[START OF Working data]
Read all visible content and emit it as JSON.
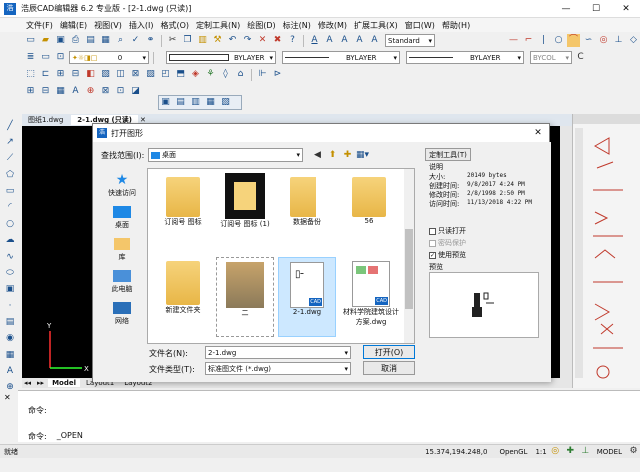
{
  "app": {
    "title": "浩辰CAD编辑器 6.2 专业版 - [2-1.dwg (只读)]",
    "window_controls": {
      "min": "—",
      "max": "☐",
      "close": "✕"
    }
  },
  "menu": [
    "文件(F)",
    "编辑(E)",
    "视图(V)",
    "插入(I)",
    "格式(O)",
    "定制工具(N)",
    "绘图(D)",
    "标注(N)",
    "修改(M)",
    "扩展工具(X)",
    "窗口(W)",
    "帮助(H)"
  ],
  "toolbar": {
    "text_style": "Standard",
    "layer": "0",
    "color": "BYLAYER",
    "linetype": "BYLAYER",
    "lineweight": "BYLAYER",
    "plot": "BYCOL"
  },
  "doc_tabs": [
    "图纸1.dwg",
    "2-1.dwg (只读)"
  ],
  "layout_tabs": [
    "Model",
    "Layout1",
    "Layout2"
  ],
  "command": {
    "history": "命令:",
    "prompt_label": "命令:",
    "prompt_value": "_OPEN"
  },
  "status": {
    "left": "就绪",
    "coords": "15.374,194.248,0",
    "opengl": "OpenGL",
    "scale": "1:1",
    "model": "MODEL"
  },
  "dialog": {
    "title": "打开图形",
    "close": "✕",
    "look_in_label": "查找范围(I):",
    "look_in_value": "桌面",
    "places": [
      {
        "label": "快速访问",
        "icon": "star-icon"
      },
      {
        "label": "桌面",
        "icon": "desktop-icon"
      },
      {
        "label": "库",
        "icon": "library-icon"
      },
      {
        "label": "此电脑",
        "icon": "computer-icon"
      },
      {
        "label": "网络",
        "icon": "network-icon"
      }
    ],
    "files": [
      {
        "name": "订阅号 图标",
        "kind": "folder"
      },
      {
        "name": "订阅号 图标 (1)",
        "kind": "folder-dark"
      },
      {
        "name": "数据备份",
        "kind": "folder"
      },
      {
        "name": "56",
        "kind": "folder"
      },
      {
        "name": "新建文件夹",
        "kind": "folder"
      },
      {
        "name": "二",
        "kind": "folder-photo"
      },
      {
        "name": "2-1.dwg",
        "kind": "dwg"
      },
      {
        "name": "材料学院建筑设计方案.dwg",
        "kind": "dwg"
      }
    ],
    "filename_label": "文件名(N):",
    "filename_value": "2-1.dwg",
    "filetype_label": "文件类型(T):",
    "filetype_value": "标准图文件 (*.dwg)",
    "open_button": "打开(O)",
    "cancel_button": "取消",
    "tools_button": "定制工具(T)",
    "info_header": "说明",
    "info": [
      {
        "k": "大小:",
        "v": "20149 bytes"
      },
      {
        "k": "创建时间:",
        "v": "9/8/2017 4:24 PM"
      },
      {
        "k": "修改时间:",
        "v": "2/8/1998 2:50 PM"
      },
      {
        "k": "访问时间:",
        "v": "11/13/2018 4:22 PM"
      }
    ],
    "readonly_label": "只读打开",
    "password_label": "密码保护",
    "preview_check_label": "使用预览",
    "preview_label": "预览"
  }
}
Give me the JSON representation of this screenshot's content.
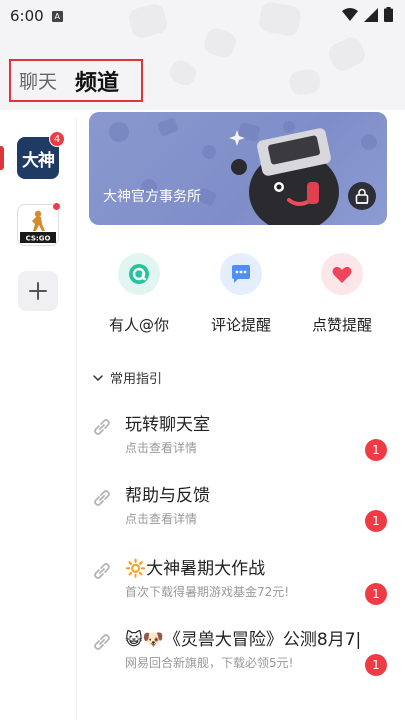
{
  "status_bar": {
    "time": "6:00",
    "app_indicator": "A"
  },
  "tabs": {
    "chat": "聊天",
    "channel": "频道"
  },
  "rail": {
    "items": [
      {
        "name": "大神",
        "badge": "4"
      },
      {
        "name": "CS:GO",
        "dot": true
      }
    ],
    "add_icon": "plus-icon"
  },
  "banner": {
    "title": "大神官方事务所"
  },
  "quick_actions": [
    {
      "label": "有人@你",
      "icon": "mention-icon",
      "color": "#27c3a0"
    },
    {
      "label": "评论提醒",
      "icon": "comment-icon",
      "color": "#4f8ef7"
    },
    {
      "label": "点赞提醒",
      "icon": "heart-icon",
      "color": "#f0445a"
    }
  ],
  "guides_section": {
    "header": "常用指引",
    "items": [
      {
        "title": "玩转聊天室",
        "subtitle": "点击查看详情",
        "count": "1"
      },
      {
        "title": "帮助与反馈",
        "subtitle": "点击查看详情",
        "count": "1"
      },
      {
        "title": "🔆大神暑期大作战",
        "subtitle": "首次下载得暑期游戏基金72元!",
        "count": "1"
      },
      {
        "title": "😺🐶《灵兽大冒险》公测8月7|",
        "subtitle": "网易回合新旗舰，下载必领5元!",
        "count": "1"
      }
    ]
  },
  "colors": {
    "accent": "#e0343b",
    "badge": "#ef3b43"
  }
}
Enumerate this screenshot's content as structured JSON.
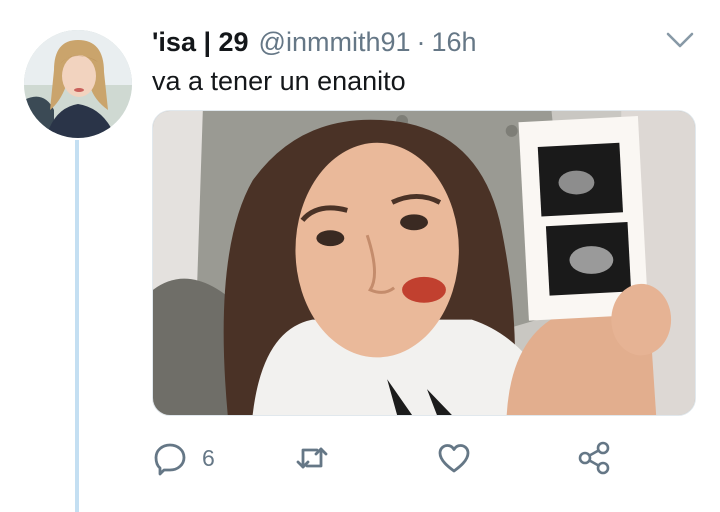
{
  "tweet": {
    "display_name": "'isa | 29",
    "handle": "@inmmith91",
    "separator": "·",
    "time": "16h",
    "text": "va a tener un enanito",
    "avatar_alt": "profile avatar",
    "media_alt": "photo of a woman holding an ultrasound picture"
  },
  "actions": {
    "reply_count": "6",
    "retweet_count": "",
    "like_count": ""
  },
  "icons": {
    "caret": "chevron-down-icon",
    "reply": "reply-bubble-icon",
    "retweet": "retweet-icon",
    "like": "heart-icon",
    "share": "share-icon"
  },
  "colors": {
    "text": "#14171a",
    "secondary": "#657786",
    "thread_line": "#c4dff2"
  }
}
[END OF Working data]
**Task instructions**
Quote each line of the listing exactly, but leave the pictures out.

**Output for this exercise**
Read all visible content and emit it as JSON.
{
  "app": {
    "title": "浩辰CAD编辑器 6.2 专业版 - [2-1.dwg (只读)]",
    "window_controls": {
      "min": "—",
      "max": "☐",
      "close": "✕"
    }
  },
  "menu": [
    "文件(F)",
    "编辑(E)",
    "视图(V)",
    "插入(I)",
    "格式(O)",
    "定制工具(N)",
    "绘图(D)",
    "标注(N)",
    "修改(M)",
    "扩展工具(X)",
    "窗口(W)",
    "帮助(H)"
  ],
  "toolbar": {
    "text_style": "Standard",
    "layer": "0",
    "color": "BYLAYER",
    "linetype": "BYLAYER",
    "lineweight": "BYLAYER",
    "plot": "BYCOL"
  },
  "doc_tabs": [
    "图纸1.dwg",
    "2-1.dwg (只读)"
  ],
  "layout_tabs": [
    "Model",
    "Layout1",
    "Layout2"
  ],
  "command": {
    "history": "命令:",
    "prompt_label": "命令:",
    "prompt_value": "_OPEN"
  },
  "status": {
    "left": "就绪",
    "coords": "15.374,194.248,0",
    "opengl": "OpenGL",
    "scale": "1:1",
    "model": "MODEL"
  },
  "dialog": {
    "title": "打开图形",
    "close": "✕",
    "look_in_label": "查找范围(I):",
    "look_in_value": "桌面",
    "places": [
      {
        "label": "快速访问",
        "icon": "star-icon"
      },
      {
        "label": "桌面",
        "icon": "desktop-icon"
      },
      {
        "label": "库",
        "icon": "library-icon"
      },
      {
        "label": "此电脑",
        "icon": "computer-icon"
      },
      {
        "label": "网络",
        "icon": "network-icon"
      }
    ],
    "files": [
      {
        "name": "订阅号 图标",
        "kind": "folder"
      },
      {
        "name": "订阅号 图标 (1)",
        "kind": "folder-dark"
      },
      {
        "name": "数据备份",
        "kind": "folder"
      },
      {
        "name": "56",
        "kind": "folder"
      },
      {
        "name": "新建文件夹",
        "kind": "folder"
      },
      {
        "name": "二",
        "kind": "folder-photo"
      },
      {
        "name": "2-1.dwg",
        "kind": "dwg"
      },
      {
        "name": "材料学院建筑设计方案.dwg",
        "kind": "dwg"
      }
    ],
    "filename_label": "文件名(N):",
    "filename_value": "2-1.dwg",
    "filetype_label": "文件类型(T):",
    "filetype_value": "标准图文件 (*.dwg)",
    "open_button": "打开(O)",
    "cancel_button": "取消",
    "tools_button": "定制工具(T)",
    "info_header": "说明",
    "info": [
      {
        "k": "大小:",
        "v": "20149 bytes"
      },
      {
        "k": "创建时间:",
        "v": "9/8/2017 4:24 PM"
      },
      {
        "k": "修改时间:",
        "v": "2/8/1998 2:50 PM"
      },
      {
        "k": "访问时间:",
        "v": "11/13/2018 4:22 PM"
      }
    ],
    "readonly_label": "只读打开",
    "password_label": "密码保护",
    "preview_check_label": "使用预览",
    "preview_label": "预览"
  }
}
Give me the JSON representation of this screenshot's content.
{
  "status_bar": {
    "time": "6:00",
    "app_indicator": "A"
  },
  "tabs": {
    "chat": "聊天",
    "channel": "频道"
  },
  "rail": {
    "items": [
      {
        "name": "大神",
        "badge": "4"
      },
      {
        "name": "CS:GO",
        "dot": true
      }
    ],
    "add_icon": "plus-icon"
  },
  "banner": {
    "title": "大神官方事务所"
  },
  "quick_actions": [
    {
      "label": "有人@你",
      "icon": "mention-icon",
      "color": "#27c3a0"
    },
    {
      "label": "评论提醒",
      "icon": "comment-icon",
      "color": "#4f8ef7"
    },
    {
      "label": "点赞提醒",
      "icon": "heart-icon",
      "color": "#f0445a"
    }
  ],
  "guides_section": {
    "header": "常用指引",
    "items": [
      {
        "title": "玩转聊天室",
        "subtitle": "点击查看详情",
        "count": "1"
      },
      {
        "title": "帮助与反馈",
        "subtitle": "点击查看详情",
        "count": "1"
      },
      {
        "title": "🔆大神暑期大作战",
        "subtitle": "首次下载得暑期游戏基金72元!",
        "count": "1"
      },
      {
        "title": "😺🐶《灵兽大冒险》公测8月7|",
        "subtitle": "网易回合新旗舰，下载必领5元!",
        "count": "1"
      }
    ]
  },
  "colors": {
    "accent": "#e0343b",
    "badge": "#ef3b43"
  }
}
Enumerate this screenshot's content as structured JSON.
{
  "tweet": {
    "display_name": "'isa | 29",
    "handle": "@inmmith91",
    "separator": "·",
    "time": "16h",
    "text": "va a tener un enanito",
    "avatar_alt": "profile avatar",
    "media_alt": "photo of a woman holding an ultrasound picture"
  },
  "actions": {
    "reply_count": "6",
    "retweet_count": "",
    "like_count": ""
  },
  "icons": {
    "caret": "chevron-down-icon",
    "reply": "reply-bubble-icon",
    "retweet": "retweet-icon",
    "like": "heart-icon",
    "share": "share-icon"
  },
  "colors": {
    "text": "#14171a",
    "secondary": "#657786",
    "thread_line": "#c4dff2"
  }
}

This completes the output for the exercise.